[Dataset rows]
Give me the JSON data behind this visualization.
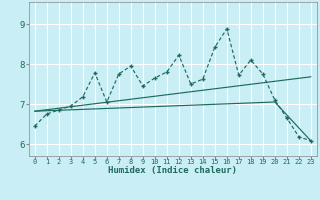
{
  "xlabel": "Humidex (Indice chaleur)",
  "ylabel": "",
  "bg_color": "#caeef5",
  "grid_color": "#ffffff",
  "line_color": "#1e6b5e",
  "xlim": [
    -0.5,
    23.5
  ],
  "ylim": [
    5.7,
    9.55
  ],
  "xticks": [
    0,
    1,
    2,
    3,
    4,
    5,
    6,
    7,
    8,
    9,
    10,
    11,
    12,
    13,
    14,
    15,
    16,
    17,
    18,
    19,
    20,
    21,
    22,
    23
  ],
  "yticks": [
    6,
    7,
    8,
    9
  ],
  "line1_x": [
    0,
    1,
    2,
    3,
    4,
    5,
    6,
    7,
    8,
    9,
    10,
    11,
    12,
    13,
    14,
    15,
    16,
    17,
    18,
    19,
    20,
    21,
    22,
    23
  ],
  "line1_y": [
    6.45,
    6.75,
    6.85,
    6.95,
    7.18,
    7.78,
    7.05,
    7.75,
    7.95,
    7.45,
    7.65,
    7.8,
    8.22,
    7.5,
    7.62,
    8.42,
    8.88,
    7.72,
    8.1,
    7.75,
    7.1,
    6.65,
    6.18,
    6.08
  ],
  "line2_x": [
    0,
    23
  ],
  "line2_y": [
    6.82,
    7.68
  ],
  "line3_x": [
    0,
    20,
    23
  ],
  "line3_y": [
    6.82,
    7.05,
    6.08
  ]
}
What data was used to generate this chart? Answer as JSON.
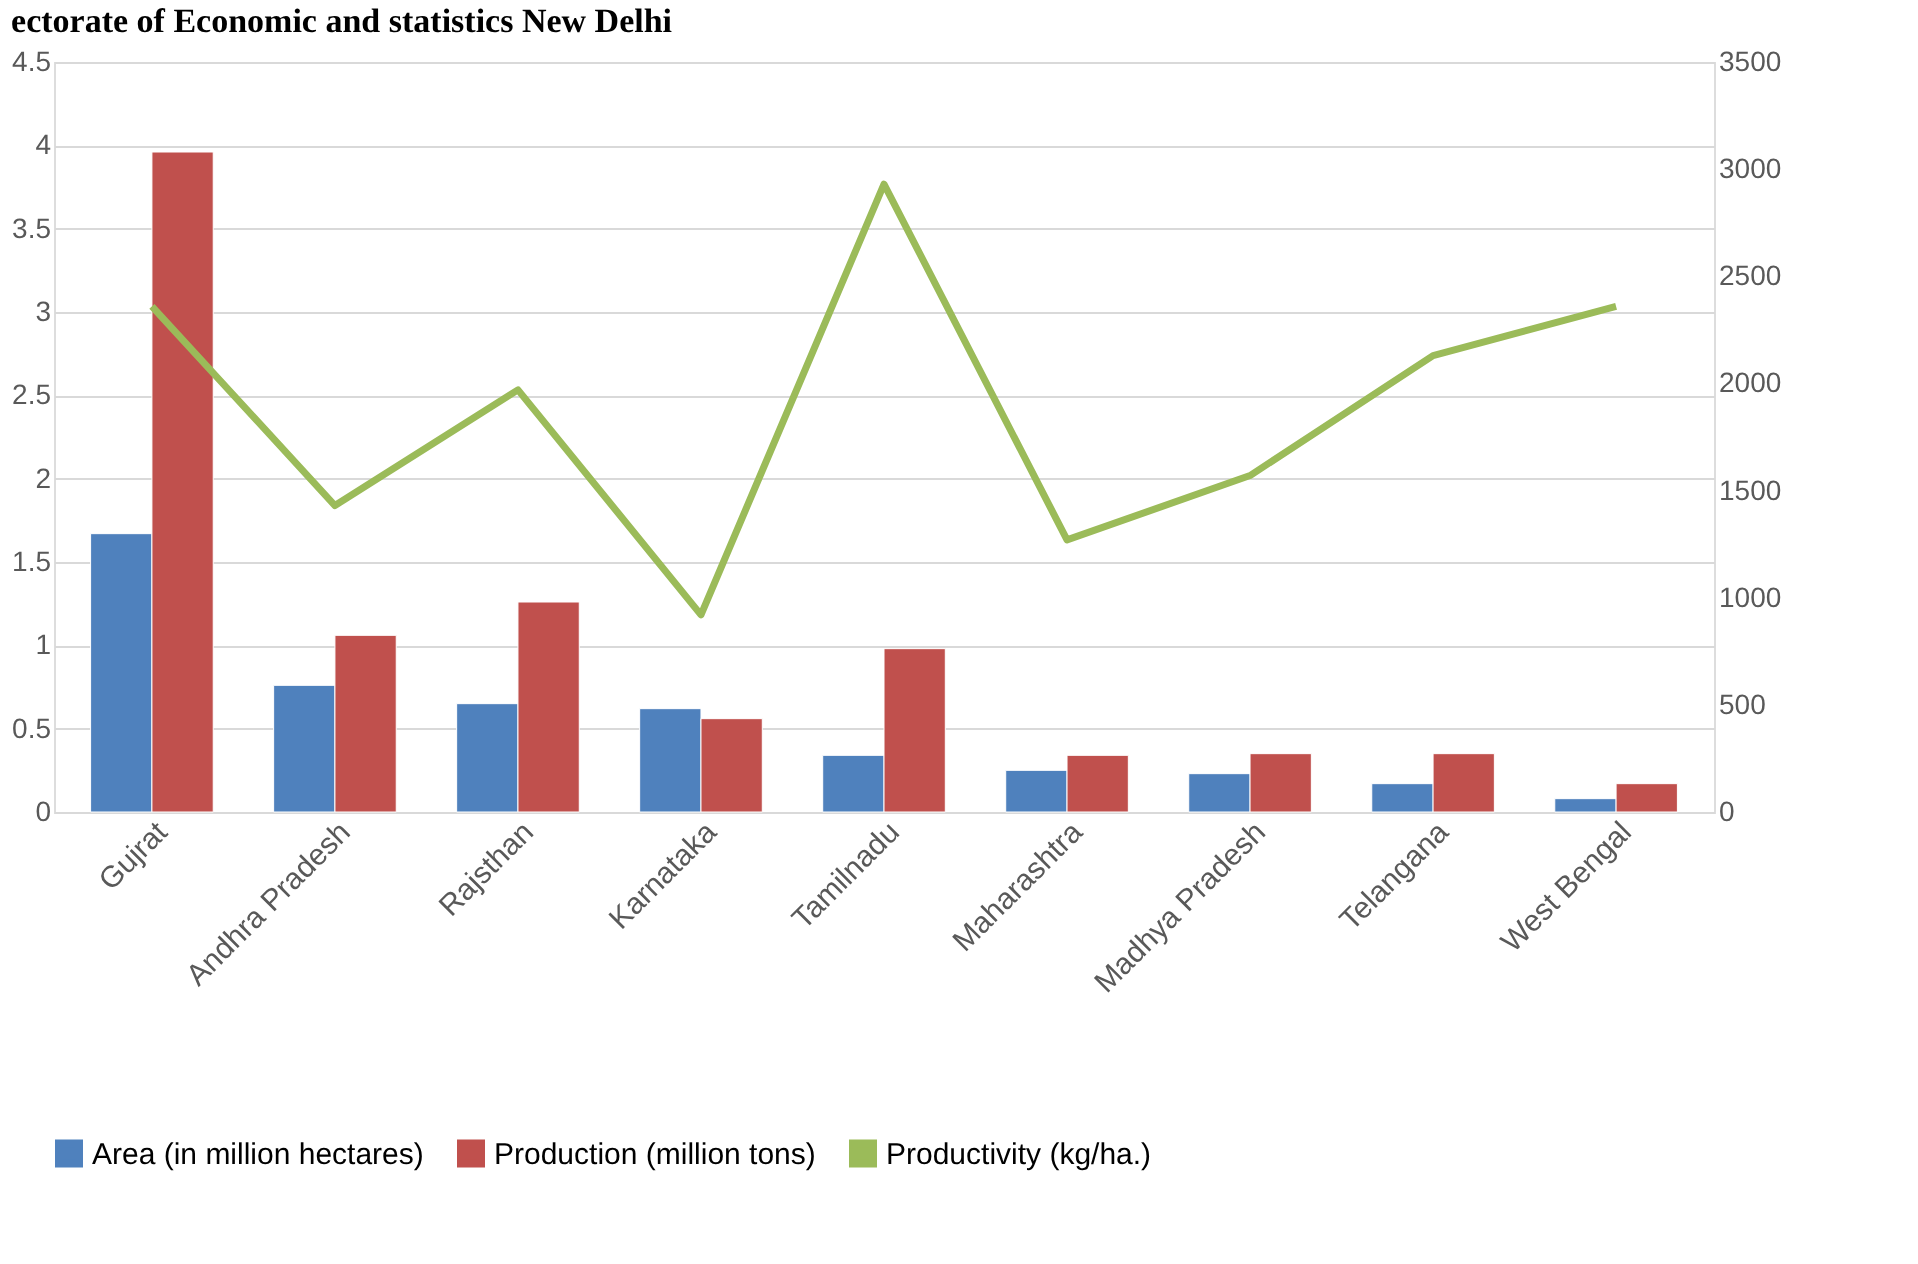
{
  "chart_data": {
    "type": "bar",
    "title": "ectorate of Economic and statistics New Delhi",
    "categories": [
      "Gujrat",
      "Andhra Pradesh",
      "Rajsthan",
      "Karnataka",
      "Tamilnadu",
      "Maharashtra",
      "Madhya Pradesh",
      "Telangana",
      "West Bengal"
    ],
    "series": [
      {
        "name": "Area (in million hectares)",
        "color": "#4f81bd",
        "values": [
          1.67,
          0.76,
          0.65,
          0.62,
          0.34,
          0.25,
          0.23,
          0.17,
          0.08
        ]
      },
      {
        "name": "Production (million tons)",
        "color": "#c0504d",
        "values": [
          3.96,
          1.06,
          1.26,
          0.56,
          0.98,
          0.34,
          0.35,
          0.35,
          0.17
        ]
      },
      {
        "name": "Productivity (kg/ha.)",
        "color": "#9bbb59",
        "type": "line",
        "axis": "y2",
        "values": [
          2360,
          1430,
          1970,
          920,
          2930,
          1270,
          1570,
          2130,
          2360
        ]
      }
    ],
    "ylim": [
      0,
      4.5
    ],
    "yticks": [
      0,
      0.5,
      1,
      1.5,
      2,
      2.5,
      3,
      3.5,
      4,
      4.5
    ],
    "y2lim": [
      0,
      3500
    ],
    "y2ticks": [
      0,
      500,
      1000,
      1500,
      2000,
      2500,
      3000,
      3500
    ],
    "grid": "y",
    "legend": "bottom",
    "marker": "none",
    "line_style": "solid"
  }
}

Requirements:
Copy the records exactly. Skip the pictures.

Task response:
Give me the JSON data behind this visualization.
{
  "xlabel": "Humidex (Indice chaleur)",
  "ylabel": "",
  "bg_color": "#caeef5",
  "grid_color": "#ffffff",
  "line_color": "#1e6b5e",
  "xlim": [
    -0.5,
    23.5
  ],
  "ylim": [
    5.7,
    9.55
  ],
  "xticks": [
    0,
    1,
    2,
    3,
    4,
    5,
    6,
    7,
    8,
    9,
    10,
    11,
    12,
    13,
    14,
    15,
    16,
    17,
    18,
    19,
    20,
    21,
    22,
    23
  ],
  "yticks": [
    6,
    7,
    8,
    9
  ],
  "line1_x": [
    0,
    1,
    2,
    3,
    4,
    5,
    6,
    7,
    8,
    9,
    10,
    11,
    12,
    13,
    14,
    15,
    16,
    17,
    18,
    19,
    20,
    21,
    22,
    23
  ],
  "line1_y": [
    6.45,
    6.75,
    6.85,
    6.95,
    7.18,
    7.78,
    7.05,
    7.75,
    7.95,
    7.45,
    7.65,
    7.8,
    8.22,
    7.5,
    7.62,
    8.42,
    8.88,
    7.72,
    8.1,
    7.75,
    7.1,
    6.65,
    6.18,
    6.08
  ],
  "line2_x": [
    0,
    23
  ],
  "line2_y": [
    6.82,
    7.68
  ],
  "line3_x": [
    0,
    20,
    23
  ],
  "line3_y": [
    6.82,
    7.05,
    6.08
  ]
}
What data was used to generate this chart? Answer as JSON.
{
  "chart_data": {
    "type": "bar",
    "title": "ectorate of Economic and statistics New Delhi",
    "categories": [
      "Gujrat",
      "Andhra Pradesh",
      "Rajsthan",
      "Karnataka",
      "Tamilnadu",
      "Maharashtra",
      "Madhya Pradesh",
      "Telangana",
      "West Bengal"
    ],
    "series": [
      {
        "name": "Area (in million hectares)",
        "color": "#4f81bd",
        "values": [
          1.67,
          0.76,
          0.65,
          0.62,
          0.34,
          0.25,
          0.23,
          0.17,
          0.08
        ]
      },
      {
        "name": "Production (million tons)",
        "color": "#c0504d",
        "values": [
          3.96,
          1.06,
          1.26,
          0.56,
          0.98,
          0.34,
          0.35,
          0.35,
          0.17
        ]
      },
      {
        "name": "Productivity (kg/ha.)",
        "color": "#9bbb59",
        "type": "line",
        "axis": "y2",
        "values": [
          2360,
          1430,
          1970,
          920,
          2930,
          1270,
          1570,
          2130,
          2360
        ]
      }
    ],
    "ylim": [
      0,
      4.5
    ],
    "yticks": [
      0,
      0.5,
      1,
      1.5,
      2,
      2.5,
      3,
      3.5,
      4,
      4.5
    ],
    "y2lim": [
      0,
      3500
    ],
    "y2ticks": [
      0,
      500,
      1000,
      1500,
      2000,
      2500,
      3000,
      3500
    ],
    "grid": "y",
    "legend": "bottom",
    "marker": "none",
    "line_style": "solid"
  }
}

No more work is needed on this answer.